(The exercise)
Copy out each line exactly; pictures stay out of the copy.

(Source records)
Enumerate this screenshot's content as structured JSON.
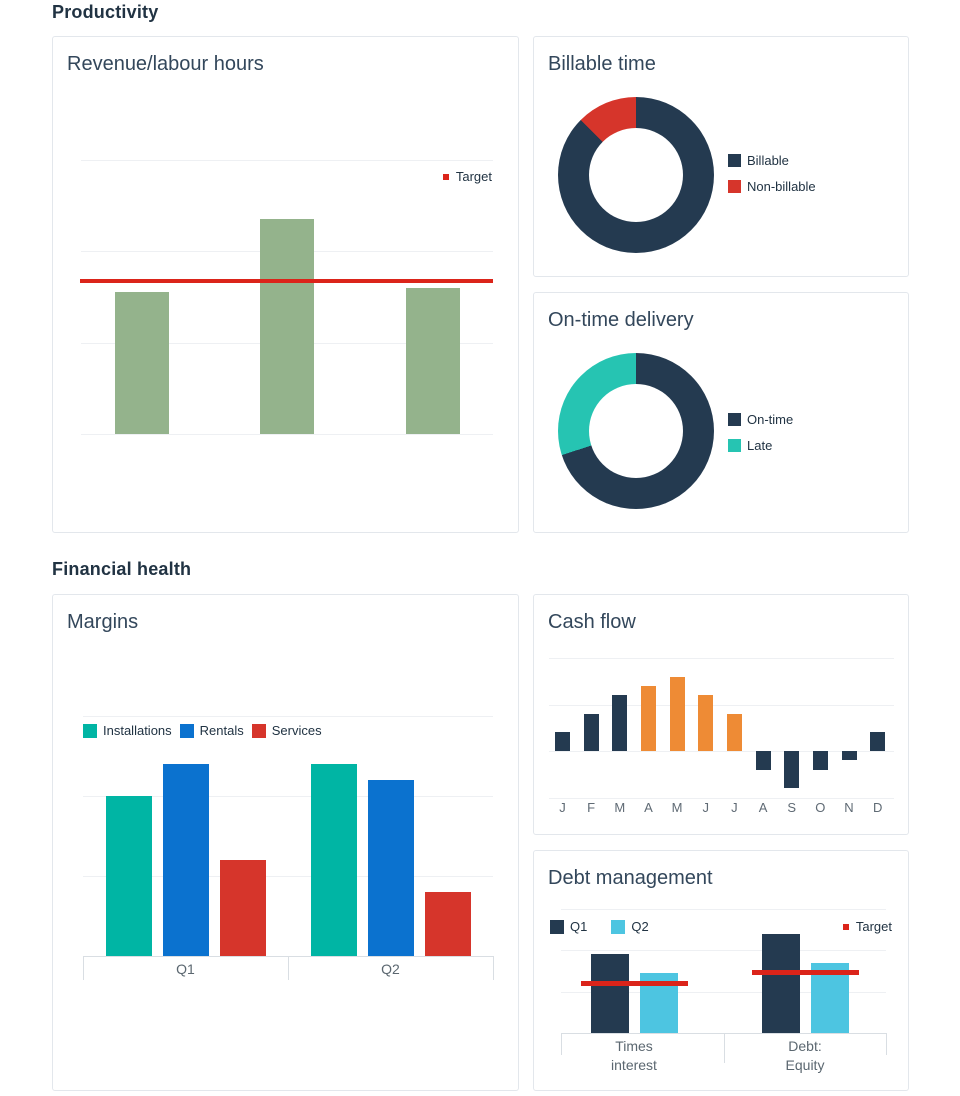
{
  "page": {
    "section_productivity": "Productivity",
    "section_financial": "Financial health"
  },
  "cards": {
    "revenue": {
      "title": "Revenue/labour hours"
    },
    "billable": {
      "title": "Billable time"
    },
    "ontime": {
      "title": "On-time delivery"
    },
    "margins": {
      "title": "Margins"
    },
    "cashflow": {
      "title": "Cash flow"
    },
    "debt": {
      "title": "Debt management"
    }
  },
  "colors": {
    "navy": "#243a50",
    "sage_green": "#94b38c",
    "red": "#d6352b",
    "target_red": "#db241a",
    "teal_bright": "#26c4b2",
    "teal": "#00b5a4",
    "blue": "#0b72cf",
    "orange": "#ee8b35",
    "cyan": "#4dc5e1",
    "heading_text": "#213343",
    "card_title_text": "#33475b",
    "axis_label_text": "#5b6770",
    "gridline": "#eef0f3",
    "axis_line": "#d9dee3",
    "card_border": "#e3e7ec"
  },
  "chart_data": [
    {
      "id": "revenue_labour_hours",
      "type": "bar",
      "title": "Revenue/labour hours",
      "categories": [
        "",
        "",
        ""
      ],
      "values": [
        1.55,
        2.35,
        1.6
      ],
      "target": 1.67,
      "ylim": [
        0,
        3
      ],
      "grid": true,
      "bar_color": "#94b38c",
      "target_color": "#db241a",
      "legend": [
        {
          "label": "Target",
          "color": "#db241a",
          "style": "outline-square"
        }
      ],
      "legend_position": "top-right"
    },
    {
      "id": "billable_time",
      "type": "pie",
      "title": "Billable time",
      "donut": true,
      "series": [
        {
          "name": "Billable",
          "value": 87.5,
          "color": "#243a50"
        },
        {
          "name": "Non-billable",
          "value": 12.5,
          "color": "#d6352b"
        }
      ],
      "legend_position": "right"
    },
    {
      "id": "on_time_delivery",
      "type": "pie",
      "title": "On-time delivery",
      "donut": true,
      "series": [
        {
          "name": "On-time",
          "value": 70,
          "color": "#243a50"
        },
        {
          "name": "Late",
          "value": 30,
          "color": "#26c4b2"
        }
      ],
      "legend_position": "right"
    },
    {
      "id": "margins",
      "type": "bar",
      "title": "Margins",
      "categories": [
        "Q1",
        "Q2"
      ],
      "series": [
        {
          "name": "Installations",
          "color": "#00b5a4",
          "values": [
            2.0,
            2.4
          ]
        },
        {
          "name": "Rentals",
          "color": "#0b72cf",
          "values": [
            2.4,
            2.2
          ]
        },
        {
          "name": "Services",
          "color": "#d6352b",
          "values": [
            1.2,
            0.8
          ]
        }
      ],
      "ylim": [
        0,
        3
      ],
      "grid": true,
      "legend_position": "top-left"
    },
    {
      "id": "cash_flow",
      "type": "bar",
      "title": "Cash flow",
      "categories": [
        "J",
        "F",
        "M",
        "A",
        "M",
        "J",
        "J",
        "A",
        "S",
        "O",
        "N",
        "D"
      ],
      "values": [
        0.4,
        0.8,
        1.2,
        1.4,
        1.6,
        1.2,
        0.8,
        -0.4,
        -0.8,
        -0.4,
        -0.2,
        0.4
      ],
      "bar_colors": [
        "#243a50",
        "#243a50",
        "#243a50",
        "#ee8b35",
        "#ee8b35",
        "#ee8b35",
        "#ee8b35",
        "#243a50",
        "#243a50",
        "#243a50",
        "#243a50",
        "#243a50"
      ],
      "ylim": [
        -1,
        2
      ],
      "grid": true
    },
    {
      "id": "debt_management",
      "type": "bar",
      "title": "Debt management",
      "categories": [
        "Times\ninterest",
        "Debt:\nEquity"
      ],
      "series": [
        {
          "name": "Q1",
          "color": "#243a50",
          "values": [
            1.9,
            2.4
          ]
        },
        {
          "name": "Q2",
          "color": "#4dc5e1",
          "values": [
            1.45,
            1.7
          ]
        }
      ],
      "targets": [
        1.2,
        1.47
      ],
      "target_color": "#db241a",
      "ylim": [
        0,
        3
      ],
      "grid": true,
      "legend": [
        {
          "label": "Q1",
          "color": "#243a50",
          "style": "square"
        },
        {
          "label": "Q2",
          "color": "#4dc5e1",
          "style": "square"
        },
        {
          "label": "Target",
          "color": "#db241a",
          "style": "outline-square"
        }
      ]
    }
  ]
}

(Written response)
Enumerate this screenshot's content as structured JSON.
{
  "page": {
    "section_productivity": "Productivity",
    "section_financial": "Financial health"
  },
  "cards": {
    "revenue": {
      "title": "Revenue/labour hours"
    },
    "billable": {
      "title": "Billable time"
    },
    "ontime": {
      "title": "On-time delivery"
    },
    "margins": {
      "title": "Margins"
    },
    "cashflow": {
      "title": "Cash flow"
    },
    "debt": {
      "title": "Debt management"
    }
  },
  "colors": {
    "navy": "#243a50",
    "sage_green": "#94b38c",
    "red": "#d6352b",
    "target_red": "#db241a",
    "teal_bright": "#26c4b2",
    "teal": "#00b5a4",
    "blue": "#0b72cf",
    "orange": "#ee8b35",
    "cyan": "#4dc5e1",
    "heading_text": "#213343",
    "card_title_text": "#33475b",
    "axis_label_text": "#5b6770",
    "gridline": "#eef0f3",
    "axis_line": "#d9dee3",
    "card_border": "#e3e7ec"
  },
  "chart_data": [
    {
      "id": "revenue_labour_hours",
      "type": "bar",
      "title": "Revenue/labour hours",
      "categories": [
        "",
        "",
        ""
      ],
      "values": [
        1.55,
        2.35,
        1.6
      ],
      "target": 1.67,
      "ylim": [
        0,
        3
      ],
      "grid": true,
      "bar_color": "#94b38c",
      "target_color": "#db241a",
      "legend": [
        {
          "label": "Target",
          "color": "#db241a",
          "style": "outline-square"
        }
      ],
      "legend_position": "top-right"
    },
    {
      "id": "billable_time",
      "type": "pie",
      "title": "Billable time",
      "donut": true,
      "series": [
        {
          "name": "Billable",
          "value": 87.5,
          "color": "#243a50"
        },
        {
          "name": "Non-billable",
          "value": 12.5,
          "color": "#d6352b"
        }
      ],
      "legend_position": "right"
    },
    {
      "id": "on_time_delivery",
      "type": "pie",
      "title": "On-time delivery",
      "donut": true,
      "series": [
        {
          "name": "On-time",
          "value": 70,
          "color": "#243a50"
        },
        {
          "name": "Late",
          "value": 30,
          "color": "#26c4b2"
        }
      ],
      "legend_position": "right"
    },
    {
      "id": "margins",
      "type": "bar",
      "title": "Margins",
      "categories": [
        "Q1",
        "Q2"
      ],
      "series": [
        {
          "name": "Installations",
          "color": "#00b5a4",
          "values": [
            2.0,
            2.4
          ]
        },
        {
          "name": "Rentals",
          "color": "#0b72cf",
          "values": [
            2.4,
            2.2
          ]
        },
        {
          "name": "Services",
          "color": "#d6352b",
          "values": [
            1.2,
            0.8
          ]
        }
      ],
      "ylim": [
        0,
        3
      ],
      "grid": true,
      "legend_position": "top-left"
    },
    {
      "id": "cash_flow",
      "type": "bar",
      "title": "Cash flow",
      "categories": [
        "J",
        "F",
        "M",
        "A",
        "M",
        "J",
        "J",
        "A",
        "S",
        "O",
        "N",
        "D"
      ],
      "values": [
        0.4,
        0.8,
        1.2,
        1.4,
        1.6,
        1.2,
        0.8,
        -0.4,
        -0.8,
        -0.4,
        -0.2,
        0.4
      ],
      "bar_colors": [
        "#243a50",
        "#243a50",
        "#243a50",
        "#ee8b35",
        "#ee8b35",
        "#ee8b35",
        "#ee8b35",
        "#243a50",
        "#243a50",
        "#243a50",
        "#243a50",
        "#243a50"
      ],
      "ylim": [
        -1,
        2
      ],
      "grid": true
    },
    {
      "id": "debt_management",
      "type": "bar",
      "title": "Debt management",
      "categories": [
        "Times\ninterest",
        "Debt:\nEquity"
      ],
      "series": [
        {
          "name": "Q1",
          "color": "#243a50",
          "values": [
            1.9,
            2.4
          ]
        },
        {
          "name": "Q2",
          "color": "#4dc5e1",
          "values": [
            1.45,
            1.7
          ]
        }
      ],
      "targets": [
        1.2,
        1.47
      ],
      "target_color": "#db241a",
      "ylim": [
        0,
        3
      ],
      "grid": true,
      "legend": [
        {
          "label": "Q1",
          "color": "#243a50",
          "style": "square"
        },
        {
          "label": "Q2",
          "color": "#4dc5e1",
          "style": "square"
        },
        {
          "label": "Target",
          "color": "#db241a",
          "style": "outline-square"
        }
      ]
    }
  ]
}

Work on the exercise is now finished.